▼▼▼
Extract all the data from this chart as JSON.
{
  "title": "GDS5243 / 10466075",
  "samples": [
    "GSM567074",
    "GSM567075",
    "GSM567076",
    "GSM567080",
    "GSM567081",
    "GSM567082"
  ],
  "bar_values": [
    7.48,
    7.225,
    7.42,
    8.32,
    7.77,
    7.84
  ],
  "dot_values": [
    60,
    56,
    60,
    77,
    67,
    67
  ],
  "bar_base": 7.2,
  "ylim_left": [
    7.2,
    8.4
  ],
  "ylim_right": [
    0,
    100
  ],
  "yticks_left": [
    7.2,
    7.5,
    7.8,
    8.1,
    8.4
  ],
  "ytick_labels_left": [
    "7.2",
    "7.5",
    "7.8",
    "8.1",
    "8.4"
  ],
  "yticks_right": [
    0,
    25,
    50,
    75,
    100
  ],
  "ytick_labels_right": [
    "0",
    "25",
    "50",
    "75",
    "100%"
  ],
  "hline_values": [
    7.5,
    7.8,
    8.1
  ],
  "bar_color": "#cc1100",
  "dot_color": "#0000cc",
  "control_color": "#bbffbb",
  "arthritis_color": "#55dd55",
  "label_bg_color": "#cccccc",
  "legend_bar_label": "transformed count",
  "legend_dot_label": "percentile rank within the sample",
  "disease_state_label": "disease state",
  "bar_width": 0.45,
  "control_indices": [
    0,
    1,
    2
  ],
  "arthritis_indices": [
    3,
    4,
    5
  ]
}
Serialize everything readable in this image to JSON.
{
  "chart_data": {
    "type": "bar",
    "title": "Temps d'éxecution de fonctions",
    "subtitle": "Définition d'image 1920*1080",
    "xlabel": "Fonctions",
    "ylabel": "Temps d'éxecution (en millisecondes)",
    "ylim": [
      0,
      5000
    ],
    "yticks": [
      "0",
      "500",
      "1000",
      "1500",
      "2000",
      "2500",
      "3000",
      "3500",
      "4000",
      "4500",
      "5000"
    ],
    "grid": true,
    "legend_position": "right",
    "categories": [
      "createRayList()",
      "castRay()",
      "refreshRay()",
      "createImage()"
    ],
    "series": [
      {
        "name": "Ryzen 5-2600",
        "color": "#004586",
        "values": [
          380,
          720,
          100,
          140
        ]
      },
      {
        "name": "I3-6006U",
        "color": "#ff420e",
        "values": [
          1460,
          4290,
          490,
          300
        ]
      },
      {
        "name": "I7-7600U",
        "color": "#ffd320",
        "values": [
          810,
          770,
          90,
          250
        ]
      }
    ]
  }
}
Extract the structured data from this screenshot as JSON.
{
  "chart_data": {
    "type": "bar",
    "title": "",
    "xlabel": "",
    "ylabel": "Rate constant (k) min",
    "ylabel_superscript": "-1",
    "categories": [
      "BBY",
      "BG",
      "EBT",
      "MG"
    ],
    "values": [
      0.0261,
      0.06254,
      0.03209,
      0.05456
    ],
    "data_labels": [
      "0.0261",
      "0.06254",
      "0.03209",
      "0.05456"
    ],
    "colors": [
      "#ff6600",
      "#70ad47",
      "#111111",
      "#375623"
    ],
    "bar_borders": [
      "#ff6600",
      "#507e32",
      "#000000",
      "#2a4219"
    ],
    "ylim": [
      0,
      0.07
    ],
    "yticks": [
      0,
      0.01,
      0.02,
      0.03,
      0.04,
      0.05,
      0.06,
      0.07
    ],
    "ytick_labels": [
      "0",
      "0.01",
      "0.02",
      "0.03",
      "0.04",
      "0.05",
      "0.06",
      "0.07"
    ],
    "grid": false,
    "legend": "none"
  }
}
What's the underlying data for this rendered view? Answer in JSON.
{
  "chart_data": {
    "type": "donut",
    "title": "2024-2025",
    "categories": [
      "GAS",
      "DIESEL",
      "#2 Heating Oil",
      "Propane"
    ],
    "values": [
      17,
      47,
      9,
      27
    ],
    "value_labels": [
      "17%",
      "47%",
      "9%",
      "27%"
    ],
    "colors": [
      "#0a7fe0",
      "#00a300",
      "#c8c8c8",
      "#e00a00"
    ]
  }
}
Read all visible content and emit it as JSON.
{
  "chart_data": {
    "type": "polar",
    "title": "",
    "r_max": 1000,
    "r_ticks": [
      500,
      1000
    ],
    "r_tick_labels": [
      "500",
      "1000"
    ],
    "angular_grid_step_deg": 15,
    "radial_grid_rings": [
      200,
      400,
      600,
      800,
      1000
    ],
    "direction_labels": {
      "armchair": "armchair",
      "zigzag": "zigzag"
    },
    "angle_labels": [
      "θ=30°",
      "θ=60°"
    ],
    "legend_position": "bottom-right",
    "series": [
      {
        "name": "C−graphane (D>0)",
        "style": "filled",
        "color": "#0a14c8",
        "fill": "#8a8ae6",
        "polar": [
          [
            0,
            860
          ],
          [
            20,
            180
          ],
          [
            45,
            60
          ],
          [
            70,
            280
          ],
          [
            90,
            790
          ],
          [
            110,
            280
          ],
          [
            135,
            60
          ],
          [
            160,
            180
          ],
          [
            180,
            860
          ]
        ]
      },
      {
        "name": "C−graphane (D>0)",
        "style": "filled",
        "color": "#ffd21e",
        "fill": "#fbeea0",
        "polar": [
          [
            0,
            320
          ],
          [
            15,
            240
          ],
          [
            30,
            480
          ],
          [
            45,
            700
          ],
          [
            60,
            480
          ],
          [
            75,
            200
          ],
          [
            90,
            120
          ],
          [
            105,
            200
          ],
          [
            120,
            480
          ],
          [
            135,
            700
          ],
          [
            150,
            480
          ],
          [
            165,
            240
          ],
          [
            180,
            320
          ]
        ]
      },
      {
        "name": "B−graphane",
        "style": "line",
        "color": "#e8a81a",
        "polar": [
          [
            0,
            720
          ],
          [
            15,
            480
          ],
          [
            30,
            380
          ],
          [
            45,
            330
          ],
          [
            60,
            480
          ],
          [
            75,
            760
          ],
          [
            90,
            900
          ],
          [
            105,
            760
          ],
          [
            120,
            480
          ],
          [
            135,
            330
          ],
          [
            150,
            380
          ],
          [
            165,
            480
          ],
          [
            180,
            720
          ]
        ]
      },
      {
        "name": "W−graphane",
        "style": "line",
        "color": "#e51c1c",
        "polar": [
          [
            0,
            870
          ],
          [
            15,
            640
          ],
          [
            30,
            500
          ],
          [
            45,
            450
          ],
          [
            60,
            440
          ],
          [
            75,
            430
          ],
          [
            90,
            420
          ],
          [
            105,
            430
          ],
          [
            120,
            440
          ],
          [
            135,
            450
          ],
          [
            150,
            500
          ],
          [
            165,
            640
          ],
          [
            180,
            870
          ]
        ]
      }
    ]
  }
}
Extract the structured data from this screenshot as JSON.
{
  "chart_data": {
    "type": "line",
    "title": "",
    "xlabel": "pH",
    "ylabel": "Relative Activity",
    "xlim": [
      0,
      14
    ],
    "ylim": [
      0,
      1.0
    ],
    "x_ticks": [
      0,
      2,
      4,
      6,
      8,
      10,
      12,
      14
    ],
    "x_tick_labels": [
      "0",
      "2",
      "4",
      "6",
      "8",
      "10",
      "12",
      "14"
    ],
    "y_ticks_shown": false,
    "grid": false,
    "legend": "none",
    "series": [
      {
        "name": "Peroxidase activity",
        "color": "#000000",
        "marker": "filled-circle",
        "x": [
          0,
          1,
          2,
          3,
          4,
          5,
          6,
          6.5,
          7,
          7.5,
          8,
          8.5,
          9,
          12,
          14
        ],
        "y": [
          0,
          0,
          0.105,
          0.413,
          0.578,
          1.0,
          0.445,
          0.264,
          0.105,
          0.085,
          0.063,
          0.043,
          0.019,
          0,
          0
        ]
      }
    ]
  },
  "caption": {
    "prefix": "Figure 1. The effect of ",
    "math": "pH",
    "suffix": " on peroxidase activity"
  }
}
▲▲▲
- STATED GOAL -
From the records above, extract every entry verbatim.

- RIGHT ANSWER -
Extract all the data from this chart as JSON.
{
  "title": "GDS5243 / 10466075",
  "samples": [
    "GSM567074",
    "GSM567075",
    "GSM567076",
    "GSM567080",
    "GSM567081",
    "GSM567082"
  ],
  "bar_values": [
    7.48,
    7.225,
    7.42,
    8.32,
    7.77,
    7.84
  ],
  "dot_values": [
    60,
    56,
    60,
    77,
    67,
    67
  ],
  "bar_base": 7.2,
  "ylim_left": [
    7.2,
    8.4
  ],
  "ylim_right": [
    0,
    100
  ],
  "yticks_left": [
    7.2,
    7.5,
    7.8,
    8.1,
    8.4
  ],
  "ytick_labels_left": [
    "7.2",
    "7.5",
    "7.8",
    "8.1",
    "8.4"
  ],
  "yticks_right": [
    0,
    25,
    50,
    75,
    100
  ],
  "ytick_labels_right": [
    "0",
    "25",
    "50",
    "75",
    "100%"
  ],
  "hline_values": [
    7.5,
    7.8,
    8.1
  ],
  "bar_color": "#cc1100",
  "dot_color": "#0000cc",
  "control_color": "#bbffbb",
  "arthritis_color": "#55dd55",
  "label_bg_color": "#cccccc",
  "legend_bar_label": "transformed count",
  "legend_dot_label": "percentile rank within the sample",
  "disease_state_label": "disease state",
  "bar_width": 0.45,
  "control_indices": [
    0,
    1,
    2
  ],
  "arthritis_indices": [
    3,
    4,
    5
  ]
}
Serialize everything readable in this image to JSON.
{
  "chart_data": {
    "type": "bar",
    "title": "Temps d'éxecution de fonctions",
    "subtitle": "Définition d'image 1920*1080",
    "xlabel": "Fonctions",
    "ylabel": "Temps d'éxecution (en millisecondes)",
    "ylim": [
      0,
      5000
    ],
    "yticks": [
      "0",
      "500",
      "1000",
      "1500",
      "2000",
      "2500",
      "3000",
      "3500",
      "4000",
      "4500",
      "5000"
    ],
    "grid": true,
    "legend_position": "right",
    "categories": [
      "createRayList()",
      "castRay()",
      "refreshRay()",
      "createImage()"
    ],
    "series": [
      {
        "name": "Ryzen 5-2600",
        "color": "#004586",
        "values": [
          380,
          720,
          100,
          140
        ]
      },
      {
        "name": "I3-6006U",
        "color": "#ff420e",
        "values": [
          1460,
          4290,
          490,
          300
        ]
      },
      {
        "name": "I7-7600U",
        "color": "#ffd320",
        "values": [
          810,
          770,
          90,
          250
        ]
      }
    ]
  }
}
Extract the structured data from this screenshot as JSON.
{
  "chart_data": {
    "type": "bar",
    "title": "",
    "xlabel": "",
    "ylabel": "Rate constant (k) min",
    "ylabel_superscript": "-1",
    "categories": [
      "BBY",
      "BG",
      "EBT",
      "MG"
    ],
    "values": [
      0.0261,
      0.06254,
      0.03209,
      0.05456
    ],
    "data_labels": [
      "0.0261",
      "0.06254",
      "0.03209",
      "0.05456"
    ],
    "colors": [
      "#ff6600",
      "#70ad47",
      "#111111",
      "#375623"
    ],
    "bar_borders": [
      "#ff6600",
      "#507e32",
      "#000000",
      "#2a4219"
    ],
    "ylim": [
      0,
      0.07
    ],
    "yticks": [
      0,
      0.01,
      0.02,
      0.03,
      0.04,
      0.05,
      0.06,
      0.07
    ],
    "ytick_labels": [
      "0",
      "0.01",
      "0.02",
      "0.03",
      "0.04",
      "0.05",
      "0.06",
      "0.07"
    ],
    "grid": false,
    "legend": "none"
  }
}
What's the underlying data for this rendered view? Answer in JSON.
{
  "chart_data": {
    "type": "donut",
    "title": "2024-2025",
    "categories": [
      "GAS",
      "DIESEL",
      "#2 Heating Oil",
      "Propane"
    ],
    "values": [
      17,
      47,
      9,
      27
    ],
    "value_labels": [
      "17%",
      "47%",
      "9%",
      "27%"
    ],
    "colors": [
      "#0a7fe0",
      "#00a300",
      "#c8c8c8",
      "#e00a00"
    ]
  }
}
Read all visible content and emit it as JSON.
{
  "chart_data": {
    "type": "polar",
    "title": "",
    "r_max": 1000,
    "r_ticks": [
      500,
      1000
    ],
    "r_tick_labels": [
      "500",
      "1000"
    ],
    "angular_grid_step_deg": 15,
    "radial_grid_rings": [
      200,
      400,
      600,
      800,
      1000
    ],
    "direction_labels": {
      "armchair": "armchair",
      "zigzag": "zigzag"
    },
    "angle_labels": [
      "θ=30°",
      "θ=60°"
    ],
    "legend_position": "bottom-right",
    "series": [
      {
        "name": "C−graphane (D>0)",
        "style": "filled",
        "color": "#0a14c8",
        "fill": "#8a8ae6",
        "polar": [
          [
            0,
            860
          ],
          [
            20,
            180
          ],
          [
            45,
            60
          ],
          [
            70,
            280
          ],
          [
            90,
            790
          ],
          [
            110,
            280
          ],
          [
            135,
            60
          ],
          [
            160,
            180
          ],
          [
            180,
            860
          ]
        ]
      },
      {
        "name": "C−graphane (D>0)",
        "style": "filled",
        "color": "#ffd21e",
        "fill": "#fbeea0",
        "polar": [
          [
            0,
            320
          ],
          [
            15,
            240
          ],
          [
            30,
            480
          ],
          [
            45,
            700
          ],
          [
            60,
            480
          ],
          [
            75,
            200
          ],
          [
            90,
            120
          ],
          [
            105,
            200
          ],
          [
            120,
            480
          ],
          [
            135,
            700
          ],
          [
            150,
            480
          ],
          [
            165,
            240
          ],
          [
            180,
            320
          ]
        ]
      },
      {
        "name": "B−graphane",
        "style": "line",
        "color": "#e8a81a",
        "polar": [
          [
            0,
            720
          ],
          [
            15,
            480
          ],
          [
            30,
            380
          ],
          [
            45,
            330
          ],
          [
            60,
            480
          ],
          [
            75,
            760
          ],
          [
            90,
            900
          ],
          [
            105,
            760
          ],
          [
            120,
            480
          ],
          [
            135,
            330
          ],
          [
            150,
            380
          ],
          [
            165,
            480
          ],
          [
            180,
            720
          ]
        ]
      },
      {
        "name": "W−graphane",
        "style": "line",
        "color": "#e51c1c",
        "polar": [
          [
            0,
            870
          ],
          [
            15,
            640
          ],
          [
            30,
            500
          ],
          [
            45,
            450
          ],
          [
            60,
            440
          ],
          [
            75,
            430
          ],
          [
            90,
            420
          ],
          [
            105,
            430
          ],
          [
            120,
            440
          ],
          [
            135,
            450
          ],
          [
            150,
            500
          ],
          [
            165,
            640
          ],
          [
            180,
            870
          ]
        ]
      }
    ]
  }
}
Extract the structured data from this screenshot as JSON.
{
  "chart_data": {
    "type": "line",
    "title": "",
    "xlabel": "pH",
    "ylabel": "Relative Activity",
    "xlim": [
      0,
      14
    ],
    "ylim": [
      0,
      1.0
    ],
    "x_ticks": [
      0,
      2,
      4,
      6,
      8,
      10,
      12,
      14
    ],
    "x_tick_labels": [
      "0",
      "2",
      "4",
      "6",
      "8",
      "10",
      "12",
      "14"
    ],
    "y_ticks_shown": false,
    "grid": false,
    "legend": "none",
    "series": [
      {
        "name": "Peroxidase activity",
        "color": "#000000",
        "marker": "filled-circle",
        "x": [
          0,
          1,
          2,
          3,
          4,
          5,
          6,
          6.5,
          7,
          7.5,
          8,
          8.5,
          9,
          12,
          14
        ],
        "y": [
          0,
          0,
          0.105,
          0.413,
          0.578,
          1.0,
          0.445,
          0.264,
          0.105,
          0.085,
          0.063,
          0.043,
          0.019,
          0,
          0
        ]
      }
    ]
  },
  "caption": {
    "prefix": "Figure 1. The effect of ",
    "math": "pH",
    "suffix": " on peroxidase activity"
  }
}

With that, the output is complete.